Begin DATA SUPPLIED

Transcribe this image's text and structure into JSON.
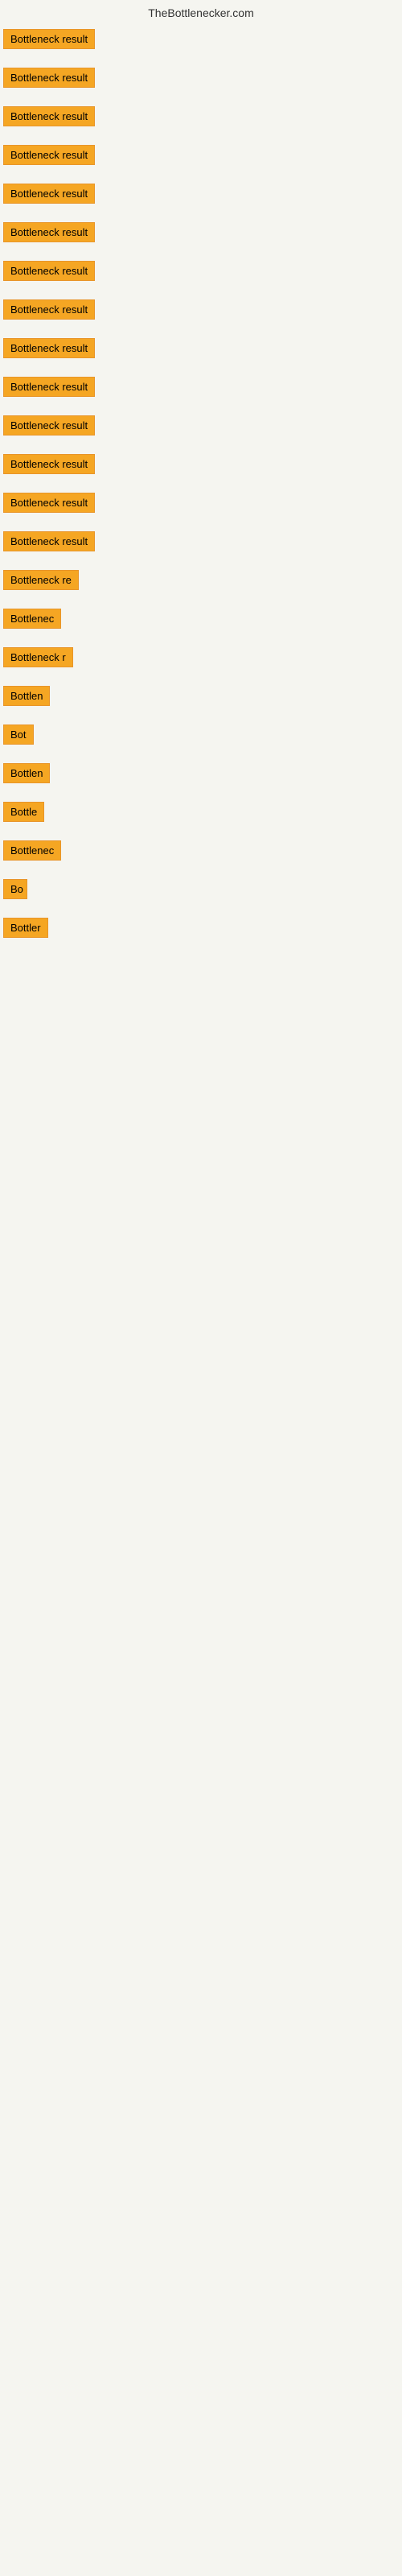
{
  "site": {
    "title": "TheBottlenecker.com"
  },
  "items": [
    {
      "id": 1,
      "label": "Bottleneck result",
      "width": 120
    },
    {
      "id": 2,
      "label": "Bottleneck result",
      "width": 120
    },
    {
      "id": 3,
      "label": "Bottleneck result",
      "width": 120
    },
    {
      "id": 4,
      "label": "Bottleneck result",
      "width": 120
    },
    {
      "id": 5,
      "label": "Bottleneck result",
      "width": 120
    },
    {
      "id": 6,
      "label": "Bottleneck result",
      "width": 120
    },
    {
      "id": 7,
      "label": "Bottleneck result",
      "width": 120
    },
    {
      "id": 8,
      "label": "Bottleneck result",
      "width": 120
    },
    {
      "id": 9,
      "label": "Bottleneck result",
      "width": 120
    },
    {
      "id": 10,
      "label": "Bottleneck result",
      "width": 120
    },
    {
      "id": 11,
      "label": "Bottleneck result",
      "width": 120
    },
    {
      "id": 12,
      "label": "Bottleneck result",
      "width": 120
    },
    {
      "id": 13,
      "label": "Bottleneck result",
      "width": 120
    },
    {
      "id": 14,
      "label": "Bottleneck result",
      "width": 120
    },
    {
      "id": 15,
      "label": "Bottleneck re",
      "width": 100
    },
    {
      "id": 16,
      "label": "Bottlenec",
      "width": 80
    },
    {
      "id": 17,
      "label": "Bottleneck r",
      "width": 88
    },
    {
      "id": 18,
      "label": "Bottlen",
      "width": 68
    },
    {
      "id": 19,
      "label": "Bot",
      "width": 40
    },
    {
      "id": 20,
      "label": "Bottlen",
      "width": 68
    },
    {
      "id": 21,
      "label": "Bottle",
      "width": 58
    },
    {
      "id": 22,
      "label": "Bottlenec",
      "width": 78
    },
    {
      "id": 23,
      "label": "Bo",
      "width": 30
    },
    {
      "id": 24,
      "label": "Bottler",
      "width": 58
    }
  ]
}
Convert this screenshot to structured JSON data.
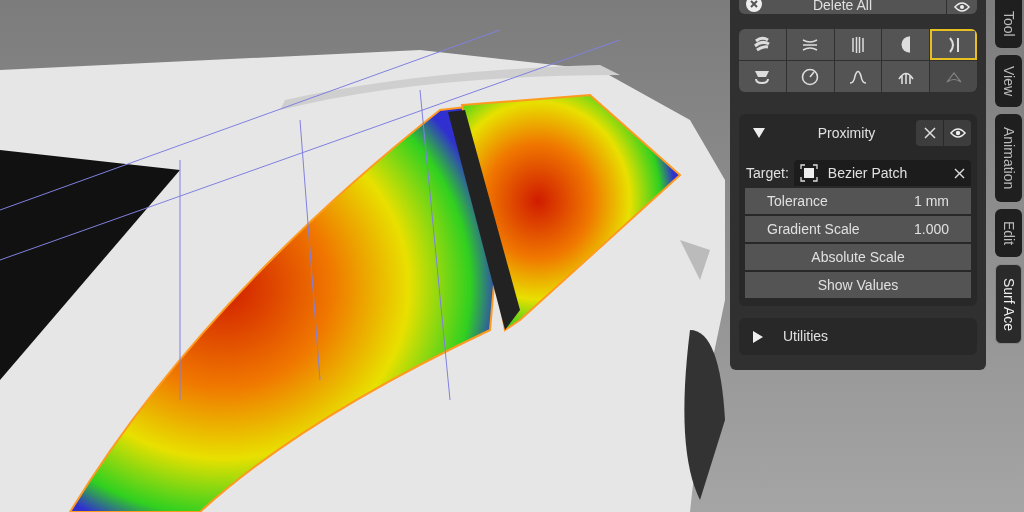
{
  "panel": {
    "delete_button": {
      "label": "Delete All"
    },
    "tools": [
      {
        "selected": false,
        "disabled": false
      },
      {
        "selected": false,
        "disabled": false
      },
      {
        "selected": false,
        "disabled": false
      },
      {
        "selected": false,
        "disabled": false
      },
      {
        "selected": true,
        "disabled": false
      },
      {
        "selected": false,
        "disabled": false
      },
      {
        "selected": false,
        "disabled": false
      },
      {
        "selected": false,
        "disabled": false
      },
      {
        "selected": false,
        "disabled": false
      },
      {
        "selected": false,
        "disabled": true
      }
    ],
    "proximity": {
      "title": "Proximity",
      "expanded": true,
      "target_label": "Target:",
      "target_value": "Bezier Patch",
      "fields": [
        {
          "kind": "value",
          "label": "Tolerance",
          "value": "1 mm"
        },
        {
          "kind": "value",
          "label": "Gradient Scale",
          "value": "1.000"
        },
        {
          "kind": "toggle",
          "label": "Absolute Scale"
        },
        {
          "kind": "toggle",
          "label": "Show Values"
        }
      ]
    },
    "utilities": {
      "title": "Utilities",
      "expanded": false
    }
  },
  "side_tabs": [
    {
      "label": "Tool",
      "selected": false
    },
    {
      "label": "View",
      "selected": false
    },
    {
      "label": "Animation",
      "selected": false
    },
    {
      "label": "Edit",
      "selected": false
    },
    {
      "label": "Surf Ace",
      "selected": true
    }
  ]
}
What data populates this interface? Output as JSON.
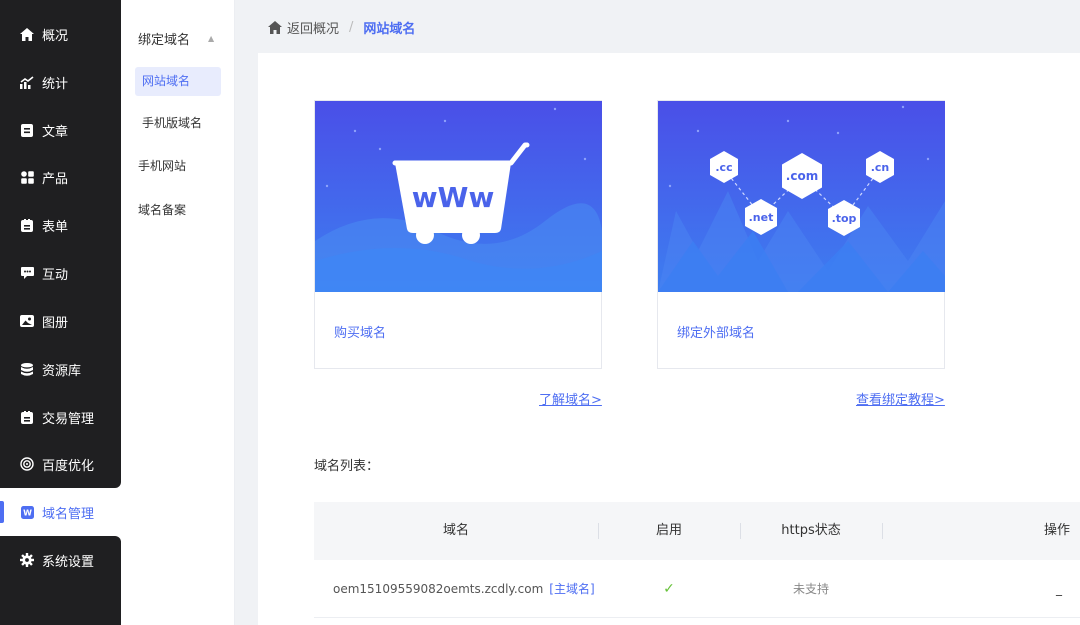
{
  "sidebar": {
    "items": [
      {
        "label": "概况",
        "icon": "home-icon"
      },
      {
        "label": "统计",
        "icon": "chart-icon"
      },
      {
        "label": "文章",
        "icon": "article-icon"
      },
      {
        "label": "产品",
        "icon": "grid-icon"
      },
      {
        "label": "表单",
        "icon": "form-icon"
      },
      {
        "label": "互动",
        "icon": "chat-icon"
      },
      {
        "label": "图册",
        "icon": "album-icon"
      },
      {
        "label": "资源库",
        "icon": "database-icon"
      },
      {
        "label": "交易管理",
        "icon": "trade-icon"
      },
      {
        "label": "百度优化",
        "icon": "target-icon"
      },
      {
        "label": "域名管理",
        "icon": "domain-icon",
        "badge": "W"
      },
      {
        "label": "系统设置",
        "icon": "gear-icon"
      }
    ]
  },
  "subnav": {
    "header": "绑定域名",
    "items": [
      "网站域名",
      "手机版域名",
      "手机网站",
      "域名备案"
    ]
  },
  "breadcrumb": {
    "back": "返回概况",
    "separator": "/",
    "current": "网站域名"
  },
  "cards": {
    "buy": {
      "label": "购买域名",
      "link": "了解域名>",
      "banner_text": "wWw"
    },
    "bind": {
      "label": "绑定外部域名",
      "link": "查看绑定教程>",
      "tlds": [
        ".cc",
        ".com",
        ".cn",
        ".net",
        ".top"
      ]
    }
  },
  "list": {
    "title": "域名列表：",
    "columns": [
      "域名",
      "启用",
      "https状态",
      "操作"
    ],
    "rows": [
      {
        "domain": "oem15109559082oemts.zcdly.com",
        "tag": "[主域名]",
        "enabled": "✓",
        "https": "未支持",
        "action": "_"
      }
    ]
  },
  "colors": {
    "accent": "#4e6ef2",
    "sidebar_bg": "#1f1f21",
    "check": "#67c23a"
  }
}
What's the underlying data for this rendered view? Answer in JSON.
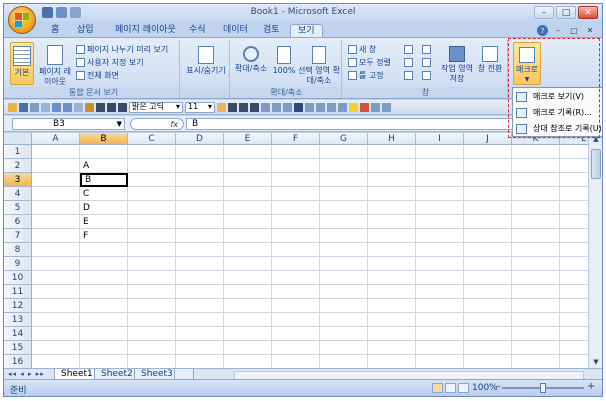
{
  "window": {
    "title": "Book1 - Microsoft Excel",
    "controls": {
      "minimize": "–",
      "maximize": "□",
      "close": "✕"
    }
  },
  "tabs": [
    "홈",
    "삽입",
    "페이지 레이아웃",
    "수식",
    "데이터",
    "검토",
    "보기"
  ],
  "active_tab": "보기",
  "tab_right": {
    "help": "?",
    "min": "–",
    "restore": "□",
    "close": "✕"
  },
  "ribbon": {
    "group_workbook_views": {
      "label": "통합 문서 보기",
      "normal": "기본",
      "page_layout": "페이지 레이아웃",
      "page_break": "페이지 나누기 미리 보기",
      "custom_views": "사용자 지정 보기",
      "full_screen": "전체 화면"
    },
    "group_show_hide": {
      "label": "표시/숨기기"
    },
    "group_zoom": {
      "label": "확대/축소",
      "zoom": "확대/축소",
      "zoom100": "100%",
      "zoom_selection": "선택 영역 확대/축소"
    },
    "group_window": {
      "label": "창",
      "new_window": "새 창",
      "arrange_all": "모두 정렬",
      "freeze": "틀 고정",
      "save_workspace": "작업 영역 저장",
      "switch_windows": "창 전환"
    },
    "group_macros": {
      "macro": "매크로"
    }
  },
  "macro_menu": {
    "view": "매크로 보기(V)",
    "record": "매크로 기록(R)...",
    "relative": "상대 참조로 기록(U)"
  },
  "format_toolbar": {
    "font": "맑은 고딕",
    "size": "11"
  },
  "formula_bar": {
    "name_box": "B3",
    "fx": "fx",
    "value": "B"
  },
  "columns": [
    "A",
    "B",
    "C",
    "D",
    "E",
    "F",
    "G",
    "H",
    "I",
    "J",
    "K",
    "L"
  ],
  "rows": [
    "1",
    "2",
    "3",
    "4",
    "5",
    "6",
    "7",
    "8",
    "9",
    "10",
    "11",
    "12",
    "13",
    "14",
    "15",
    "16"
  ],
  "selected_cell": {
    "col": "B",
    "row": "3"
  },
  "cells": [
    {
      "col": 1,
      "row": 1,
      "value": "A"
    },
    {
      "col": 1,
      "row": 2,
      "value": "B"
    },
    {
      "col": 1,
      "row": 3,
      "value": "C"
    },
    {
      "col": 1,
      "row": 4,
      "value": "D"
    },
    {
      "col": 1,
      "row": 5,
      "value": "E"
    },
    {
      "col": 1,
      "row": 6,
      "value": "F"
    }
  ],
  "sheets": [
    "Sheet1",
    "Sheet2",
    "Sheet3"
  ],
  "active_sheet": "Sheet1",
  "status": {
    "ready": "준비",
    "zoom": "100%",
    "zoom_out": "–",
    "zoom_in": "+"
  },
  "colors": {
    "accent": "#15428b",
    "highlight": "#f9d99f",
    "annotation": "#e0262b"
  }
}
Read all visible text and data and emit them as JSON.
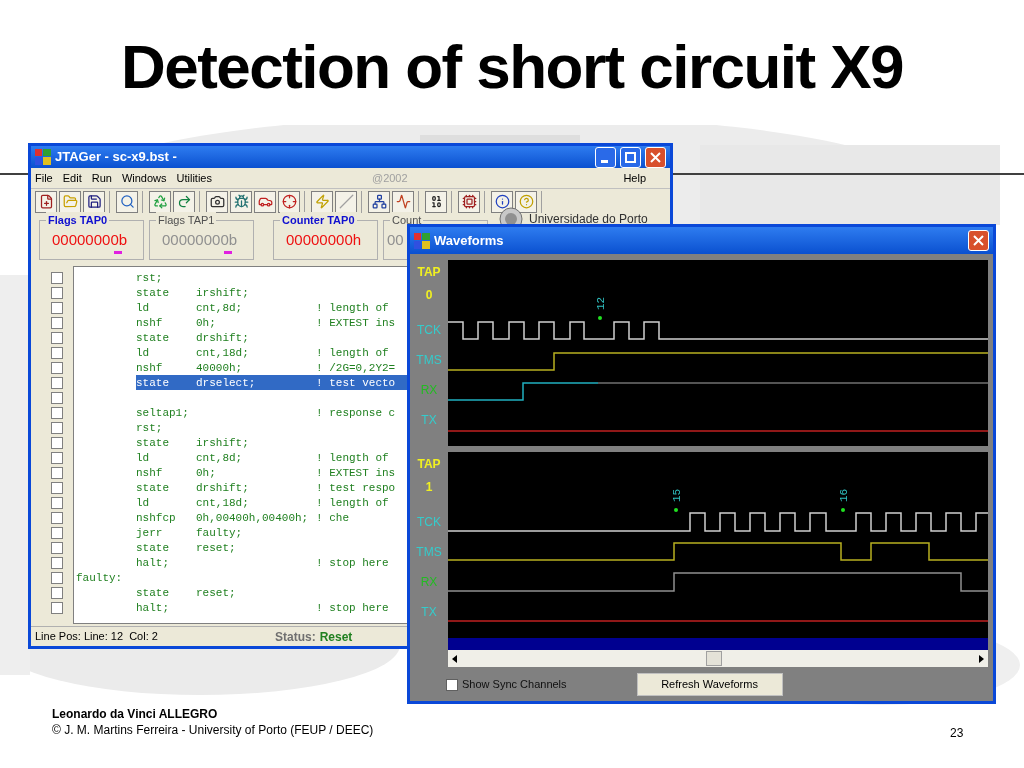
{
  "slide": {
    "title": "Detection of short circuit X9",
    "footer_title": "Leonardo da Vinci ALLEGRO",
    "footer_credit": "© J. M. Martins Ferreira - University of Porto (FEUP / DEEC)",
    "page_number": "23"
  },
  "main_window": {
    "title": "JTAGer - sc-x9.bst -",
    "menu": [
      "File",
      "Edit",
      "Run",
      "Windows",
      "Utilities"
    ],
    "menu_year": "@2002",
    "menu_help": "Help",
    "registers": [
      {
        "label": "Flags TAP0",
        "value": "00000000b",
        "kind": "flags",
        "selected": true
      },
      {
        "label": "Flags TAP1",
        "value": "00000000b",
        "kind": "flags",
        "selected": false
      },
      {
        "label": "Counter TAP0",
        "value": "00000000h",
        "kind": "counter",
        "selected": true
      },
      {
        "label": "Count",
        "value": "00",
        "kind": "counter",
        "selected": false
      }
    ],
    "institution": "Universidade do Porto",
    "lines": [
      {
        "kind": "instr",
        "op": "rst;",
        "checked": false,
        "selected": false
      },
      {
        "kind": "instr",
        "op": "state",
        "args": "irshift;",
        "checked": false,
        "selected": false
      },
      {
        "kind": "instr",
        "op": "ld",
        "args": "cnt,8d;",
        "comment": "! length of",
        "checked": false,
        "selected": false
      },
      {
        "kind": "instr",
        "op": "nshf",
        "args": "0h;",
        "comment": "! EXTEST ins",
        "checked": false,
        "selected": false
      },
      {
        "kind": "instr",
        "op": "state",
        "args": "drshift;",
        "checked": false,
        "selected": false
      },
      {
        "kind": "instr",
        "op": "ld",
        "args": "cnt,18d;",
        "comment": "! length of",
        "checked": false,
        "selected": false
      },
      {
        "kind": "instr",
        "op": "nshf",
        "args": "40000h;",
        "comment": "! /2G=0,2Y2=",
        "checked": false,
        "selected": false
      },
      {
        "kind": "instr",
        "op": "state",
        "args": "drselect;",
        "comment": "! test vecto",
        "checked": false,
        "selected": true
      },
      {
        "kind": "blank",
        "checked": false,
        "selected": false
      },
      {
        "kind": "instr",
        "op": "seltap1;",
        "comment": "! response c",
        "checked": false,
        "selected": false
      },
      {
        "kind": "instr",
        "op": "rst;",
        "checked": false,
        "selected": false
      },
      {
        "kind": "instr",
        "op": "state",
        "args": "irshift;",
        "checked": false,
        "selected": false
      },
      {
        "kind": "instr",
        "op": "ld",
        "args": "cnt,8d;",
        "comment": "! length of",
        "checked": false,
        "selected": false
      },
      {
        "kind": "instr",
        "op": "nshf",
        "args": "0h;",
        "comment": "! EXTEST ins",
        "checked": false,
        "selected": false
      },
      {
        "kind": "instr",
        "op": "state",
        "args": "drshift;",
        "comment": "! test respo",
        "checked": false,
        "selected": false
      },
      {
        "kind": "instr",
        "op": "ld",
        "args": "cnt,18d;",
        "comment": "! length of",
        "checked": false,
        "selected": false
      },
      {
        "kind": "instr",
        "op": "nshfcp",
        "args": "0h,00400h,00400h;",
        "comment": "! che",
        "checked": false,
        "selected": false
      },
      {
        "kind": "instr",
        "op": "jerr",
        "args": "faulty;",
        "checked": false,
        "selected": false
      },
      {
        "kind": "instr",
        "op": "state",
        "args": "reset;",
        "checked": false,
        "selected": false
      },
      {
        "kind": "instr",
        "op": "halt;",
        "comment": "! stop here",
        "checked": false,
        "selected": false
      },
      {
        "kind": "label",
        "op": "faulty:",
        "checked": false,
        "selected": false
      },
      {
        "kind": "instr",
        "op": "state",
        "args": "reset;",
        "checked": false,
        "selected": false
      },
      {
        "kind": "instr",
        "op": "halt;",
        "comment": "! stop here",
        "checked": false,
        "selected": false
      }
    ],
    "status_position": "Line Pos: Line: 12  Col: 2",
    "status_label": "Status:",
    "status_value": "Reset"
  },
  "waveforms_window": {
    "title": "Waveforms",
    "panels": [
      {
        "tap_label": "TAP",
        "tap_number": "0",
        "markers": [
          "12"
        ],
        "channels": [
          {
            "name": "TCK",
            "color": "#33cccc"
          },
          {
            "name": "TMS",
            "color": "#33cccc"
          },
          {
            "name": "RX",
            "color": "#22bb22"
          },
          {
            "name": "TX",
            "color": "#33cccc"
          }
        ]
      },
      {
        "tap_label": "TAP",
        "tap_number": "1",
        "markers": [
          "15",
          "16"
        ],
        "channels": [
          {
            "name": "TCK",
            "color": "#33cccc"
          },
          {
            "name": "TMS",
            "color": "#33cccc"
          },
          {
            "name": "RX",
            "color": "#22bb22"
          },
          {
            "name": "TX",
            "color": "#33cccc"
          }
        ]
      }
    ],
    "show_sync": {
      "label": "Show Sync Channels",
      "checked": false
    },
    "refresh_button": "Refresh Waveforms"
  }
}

End DATA SUPPLIED

OBJECTIVE> Extract all lines from the material above that include the word "icon".

FINISHED EXERCISE>
        "icon": "home-icon"
        "icon": "chart-icon"
        "icon": "article-icon"
        "icon": "grid-icon"
        "icon": "form-icon"
        "icon": "chat-icon"
        "icon": "album-icon"
        "icon": "database-icon"
        "icon": "trade-icon"
        "icon": "target-icon"
        "icon": "domain-icon",
        "icon": "gear-icon"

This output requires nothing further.